- [Exercise task] Write the data out again in full, with no departure from the original.

====== Input for this task

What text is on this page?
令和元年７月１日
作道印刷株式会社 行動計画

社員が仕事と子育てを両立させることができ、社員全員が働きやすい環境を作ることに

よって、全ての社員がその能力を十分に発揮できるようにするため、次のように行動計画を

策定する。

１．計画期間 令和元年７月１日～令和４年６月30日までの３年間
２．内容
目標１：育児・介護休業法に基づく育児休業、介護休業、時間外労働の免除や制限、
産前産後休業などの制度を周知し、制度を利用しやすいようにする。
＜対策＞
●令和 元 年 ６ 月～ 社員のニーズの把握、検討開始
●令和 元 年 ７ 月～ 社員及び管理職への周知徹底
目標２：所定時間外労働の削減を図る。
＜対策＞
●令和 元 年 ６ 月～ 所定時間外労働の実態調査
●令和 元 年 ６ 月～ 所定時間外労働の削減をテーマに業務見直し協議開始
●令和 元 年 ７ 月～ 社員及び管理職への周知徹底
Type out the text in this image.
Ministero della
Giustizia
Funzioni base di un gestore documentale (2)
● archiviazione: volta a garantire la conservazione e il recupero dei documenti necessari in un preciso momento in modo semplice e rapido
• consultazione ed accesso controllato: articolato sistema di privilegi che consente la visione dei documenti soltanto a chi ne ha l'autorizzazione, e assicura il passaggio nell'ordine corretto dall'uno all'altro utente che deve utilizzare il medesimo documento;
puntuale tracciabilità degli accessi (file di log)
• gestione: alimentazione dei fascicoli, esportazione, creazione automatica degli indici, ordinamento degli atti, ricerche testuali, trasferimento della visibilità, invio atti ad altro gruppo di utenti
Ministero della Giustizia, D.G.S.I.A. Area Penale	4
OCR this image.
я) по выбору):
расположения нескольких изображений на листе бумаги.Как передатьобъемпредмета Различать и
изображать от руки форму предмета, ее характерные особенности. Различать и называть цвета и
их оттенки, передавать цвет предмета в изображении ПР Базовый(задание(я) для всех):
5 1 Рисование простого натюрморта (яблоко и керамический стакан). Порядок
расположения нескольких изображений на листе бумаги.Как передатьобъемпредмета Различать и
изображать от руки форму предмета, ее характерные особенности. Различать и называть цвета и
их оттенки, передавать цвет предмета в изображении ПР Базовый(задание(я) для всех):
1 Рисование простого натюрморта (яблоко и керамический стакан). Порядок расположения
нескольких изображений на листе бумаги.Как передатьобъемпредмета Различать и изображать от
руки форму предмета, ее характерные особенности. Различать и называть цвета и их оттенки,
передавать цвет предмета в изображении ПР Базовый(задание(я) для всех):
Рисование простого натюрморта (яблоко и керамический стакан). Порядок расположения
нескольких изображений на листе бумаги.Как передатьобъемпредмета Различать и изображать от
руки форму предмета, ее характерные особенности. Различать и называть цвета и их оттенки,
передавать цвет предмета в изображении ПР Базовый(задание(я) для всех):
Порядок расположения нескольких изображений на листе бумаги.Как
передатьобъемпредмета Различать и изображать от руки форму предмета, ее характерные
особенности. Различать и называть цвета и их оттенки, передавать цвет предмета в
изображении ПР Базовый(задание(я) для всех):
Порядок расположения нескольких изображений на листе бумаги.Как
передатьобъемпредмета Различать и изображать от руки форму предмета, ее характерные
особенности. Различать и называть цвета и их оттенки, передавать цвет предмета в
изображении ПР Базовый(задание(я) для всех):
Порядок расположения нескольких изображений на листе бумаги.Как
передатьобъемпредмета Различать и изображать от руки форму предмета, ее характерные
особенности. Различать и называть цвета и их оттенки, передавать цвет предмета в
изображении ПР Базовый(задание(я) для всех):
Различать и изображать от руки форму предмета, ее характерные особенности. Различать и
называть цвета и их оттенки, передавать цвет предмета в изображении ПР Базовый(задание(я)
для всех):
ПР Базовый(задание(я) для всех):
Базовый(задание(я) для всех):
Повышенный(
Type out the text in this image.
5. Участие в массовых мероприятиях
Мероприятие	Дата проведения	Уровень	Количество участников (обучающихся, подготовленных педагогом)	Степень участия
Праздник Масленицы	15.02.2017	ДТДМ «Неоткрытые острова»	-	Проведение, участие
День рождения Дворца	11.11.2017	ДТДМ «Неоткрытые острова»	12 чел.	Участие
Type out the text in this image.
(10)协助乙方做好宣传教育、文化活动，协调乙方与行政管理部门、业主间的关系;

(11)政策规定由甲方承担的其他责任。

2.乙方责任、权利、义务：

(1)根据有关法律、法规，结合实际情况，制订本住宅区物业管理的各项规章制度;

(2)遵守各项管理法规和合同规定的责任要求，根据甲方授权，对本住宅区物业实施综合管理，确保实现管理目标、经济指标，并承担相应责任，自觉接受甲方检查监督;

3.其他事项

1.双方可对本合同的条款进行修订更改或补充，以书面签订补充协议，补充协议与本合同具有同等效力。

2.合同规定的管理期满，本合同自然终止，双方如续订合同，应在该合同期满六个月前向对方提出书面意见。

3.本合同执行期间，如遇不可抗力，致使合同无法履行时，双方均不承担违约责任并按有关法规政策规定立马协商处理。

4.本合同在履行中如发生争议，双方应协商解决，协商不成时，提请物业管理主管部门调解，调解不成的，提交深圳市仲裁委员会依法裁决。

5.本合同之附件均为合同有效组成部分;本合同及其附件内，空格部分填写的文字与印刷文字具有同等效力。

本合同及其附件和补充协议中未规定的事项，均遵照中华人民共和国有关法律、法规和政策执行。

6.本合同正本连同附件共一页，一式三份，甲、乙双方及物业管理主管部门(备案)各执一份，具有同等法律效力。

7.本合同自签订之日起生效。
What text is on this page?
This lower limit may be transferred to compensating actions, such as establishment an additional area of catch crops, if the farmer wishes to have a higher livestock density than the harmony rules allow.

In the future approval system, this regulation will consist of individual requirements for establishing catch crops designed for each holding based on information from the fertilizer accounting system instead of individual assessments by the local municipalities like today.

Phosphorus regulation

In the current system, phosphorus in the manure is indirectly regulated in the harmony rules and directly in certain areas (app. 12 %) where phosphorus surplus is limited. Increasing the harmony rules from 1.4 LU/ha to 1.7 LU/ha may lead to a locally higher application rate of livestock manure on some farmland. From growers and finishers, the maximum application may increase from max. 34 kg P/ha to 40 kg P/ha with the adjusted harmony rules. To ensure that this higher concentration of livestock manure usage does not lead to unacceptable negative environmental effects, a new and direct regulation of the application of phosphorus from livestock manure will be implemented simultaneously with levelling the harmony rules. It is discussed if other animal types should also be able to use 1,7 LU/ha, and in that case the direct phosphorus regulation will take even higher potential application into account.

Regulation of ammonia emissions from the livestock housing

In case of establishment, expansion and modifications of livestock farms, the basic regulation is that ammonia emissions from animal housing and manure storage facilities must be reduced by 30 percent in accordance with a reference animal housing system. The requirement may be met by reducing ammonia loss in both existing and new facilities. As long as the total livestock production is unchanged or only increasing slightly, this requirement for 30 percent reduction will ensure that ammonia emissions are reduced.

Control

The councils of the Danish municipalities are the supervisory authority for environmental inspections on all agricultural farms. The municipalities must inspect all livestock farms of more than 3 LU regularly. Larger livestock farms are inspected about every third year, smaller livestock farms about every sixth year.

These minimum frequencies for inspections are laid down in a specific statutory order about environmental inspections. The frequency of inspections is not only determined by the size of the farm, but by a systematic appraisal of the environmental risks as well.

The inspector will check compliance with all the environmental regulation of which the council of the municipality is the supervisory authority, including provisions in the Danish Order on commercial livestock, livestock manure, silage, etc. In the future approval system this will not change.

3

============

- [Solution for this task]
What text is on this page?
令和元年７月１日
作道印刷株式会社 行動計画

社員が仕事と子育てを両立させることができ、社員全員が働きやすい環境を作ることに

よって、全ての社員がその能力を十分に発揮できるようにするため、次のように行動計画を

策定する。

１．計画期間 令和元年７月１日～令和４年６月30日までの３年間
２．内容
目標１：育児・介護休業法に基づく育児休業、介護休業、時間外労働の免除や制限、
産前産後休業などの制度を周知し、制度を利用しやすいようにする。
＜対策＞
●令和 元 年 ６ 月～ 社員のニーズの把握、検討開始
●令和 元 年 ７ 月～ 社員及び管理職への周知徹底
目標２：所定時間外労働の削減を図る。
＜対策＞
●令和 元 年 ６ 月～ 所定時間外労働の実態調査
●令和 元 年 ６ 月～ 所定時間外労働の削減をテーマに業務見直し協議開始
●令和 元 年 ７ 月～ 社員及び管理職への周知徹底
Type out the text in this image.
Ministero della
Giustizia
Funzioni base di un gestore documentale (2)
● archiviazione: volta a garantire la conservazione e il recupero dei documenti necessari in un preciso momento in modo semplice e rapido
• consultazione ed accesso controllato: articolato sistema di privilegi che consente la visione dei documenti soltanto a chi ne ha l'autorizzazione, e assicura il passaggio nell'ordine corretto dall'uno all'altro utente che deve utilizzare il medesimo documento;
puntuale tracciabilità degli accessi (file di log)
• gestione: alimentazione dei fascicoli, esportazione, creazione automatica degli indici, ordinamento degli atti, ricerche testuali, trasferimento della visibilità, invio atti ad altro gruppo di utenti
Ministero della Giustizia, D.G.S.I.A. Area Penale	4
OCR this image.
я) по выбору):
расположения нескольких изображений на листе бумаги.Как передатьобъемпредмета Различать и
изображать от руки форму предмета, ее характерные особенности. Различать и называть цвета и
их оттенки, передавать цвет предмета в изображении ПР Базовый(задание(я) для всех):
5 1 Рисование простого натюрморта (яблоко и керамический стакан). Порядок
расположения нескольких изображений на листе бумаги.Как передатьобъемпредмета Различать и
изображать от руки форму предмета, ее характерные особенности. Различать и называть цвета и
их оттенки, передавать цвет предмета в изображении ПР Базовый(задание(я) для всех):
1 Рисование простого натюрморта (яблоко и керамический стакан). Порядок расположения
нескольких изображений на листе бумаги.Как передатьобъемпредмета Различать и изображать от
руки форму предмета, ее характерные особенности. Различать и называть цвета и их оттенки,
передавать цвет предмета в изображении ПР Базовый(задание(я) для всех):
Рисование простого натюрморта (яблоко и керамический стакан). Порядок расположения
нескольких изображений на листе бумаги.Как передатьобъемпредмета Различать и изображать от
руки форму предмета, ее характерные особенности. Различать и называть цвета и их оттенки,
передавать цвет предмета в изображении ПР Базовый(задание(я) для всех):
Порядок расположения нескольких изображений на листе бумаги.Как
передатьобъемпредмета Различать и изображать от руки форму предмета, ее характерные
особенности. Различать и называть цвета и их оттенки, передавать цвет предмета в
изображении ПР Базовый(задание(я) для всех):
Порядок расположения нескольких изображений на листе бумаги.Как
передатьобъемпредмета Различать и изображать от руки форму предмета, ее характерные
особенности. Различать и называть цвета и их оттенки, передавать цвет предмета в
изображении ПР Базовый(задание(я) для всех):
Порядок расположения нескольких изображений на листе бумаги.Как
передатьобъемпредмета Различать и изображать от руки форму предмета, ее характерные
особенности. Различать и называть цвета и их оттенки, передавать цвет предмета в
изображении ПР Базовый(задание(я) для всех):
Различать и изображать от руки форму предмета, ее характерные особенности. Различать и
называть цвета и их оттенки, передавать цвет предмета в изображении ПР Базовый(задание(я)
для всех):
ПР Базовый(задание(я) для всех):
Базовый(задание(я) для всех):
Повышенный(
Type out the text in this image.
5. Участие в массовых мероприятиях
Мероприятие	Дата проведения	Уровень	Количество участников (обучающихся, подготовленных педагогом)	Степень участия
Праздник Масленицы	15.02.2017	ДТДМ «Неоткрытые острова»	-	Проведение, участие
День рождения Дворца	11.11.2017	ДТДМ «Неоткрытые острова»	12 чел.	Участие
Type out the text in this image.
(10)协助乙方做好宣传教育、文化活动，协调乙方与行政管理部门、业主间的关系;

(11)政策规定由甲方承担的其他责任。

2.乙方责任、权利、义务：

(1)根据有关法律、法规，结合实际情况，制订本住宅区物业管理的各项规章制度;

(2)遵守各项管理法规和合同规定的责任要求，根据甲方授权，对本住宅区物业实施综合管理，确保实现管理目标、经济指标，并承担相应责任，自觉接受甲方检查监督;

3.其他事项

1.双方可对本合同的条款进行修订更改或补充，以书面签订补充协议，补充协议与本合同具有同等效力。

2.合同规定的管理期满，本合同自然终止，双方如续订合同，应在该合同期满六个月前向对方提出书面意见。

3.本合同执行期间，如遇不可抗力，致使合同无法履行时，双方均不承担违约责任并按有关法规政策规定立马协商处理。

4.本合同在履行中如发生争议，双方应协商解决，协商不成时，提请物业管理主管部门调解，调解不成的，提交深圳市仲裁委员会依法裁决。

5.本合同之附件均为合同有效组成部分;本合同及其附件内，空格部分填写的文字与印刷文字具有同等效力。

本合同及其附件和补充协议中未规定的事项，均遵照中华人民共和国有关法律、法规和政策执行。

6.本合同正本连同附件共一页，一式三份，甲、乙双方及物业管理主管部门(备案)各执一份，具有同等法律效力。

7.本合同自签订之日起生效。
What text is on this page?
This lower limit may be transferred to compensating actions, such as establishment an additional area of catch crops, if the farmer wishes to have a higher livestock density than the harmony rules allow.

In the future approval system, this regulation will consist of individual requirements for establishing catch crops designed for each holding based on information from the fertilizer accounting system instead of individual assessments by the local municipalities like today.

Phosphorus regulation

In the current system, phosphorus in the manure is indirectly regulated in the harmony rules and directly in certain areas (app. 12 %) where phosphorus surplus is limited. Increasing the harmony rules from 1.4 LU/ha to 1.7 LU/ha may lead to a locally higher application rate of livestock manure on some farmland. From growers and finishers, the maximum application may increase from max. 34 kg P/ha to 40 kg P/ha with the adjusted harmony rules. To ensure that this higher concentration of livestock manure usage does not lead to unacceptable negative environmental effects, a new and direct regulation of the application of phosphorus from livestock manure will be implemented simultaneously with levelling the harmony rules. It is discussed if other animal types should also be able to use 1,7 LU/ha, and in that case the direct phosphorus regulation will take even higher potential application into account.

Regulation of ammonia emissions from the livestock housing

In case of establishment, expansion and modifications of livestock farms, the basic regulation is that ammonia emissions from animal housing and manure storage facilities must be reduced by 30 percent in accordance with a reference animal housing system. The requirement may be met by reducing ammonia loss in both existing and new facilities. As long as the total livestock production is unchanged or only increasing slightly, this requirement for 30 percent reduction will ensure that ammonia emissions are reduced.

Control

The councils of the Danish municipalities are the supervisory authority for environmental inspections on all agricultural farms. The municipalities must inspect all livestock farms of more than 3 LU regularly. Larger livestock farms are inspected about every third year, smaller livestock farms about every sixth year.

These minimum frequencies for inspections are laid down in a specific statutory order about environmental inspections. The frequency of inspections is not only determined by the size of the farm, but by a systematic appraisal of the environmental risks as well.

The inspector will check compliance with all the environmental regulation of which the council of the municipality is the supervisory authority, including provisions in the Danish Order on commercial livestock, livestock manure, silage, etc. In the future approval system this will not change.

3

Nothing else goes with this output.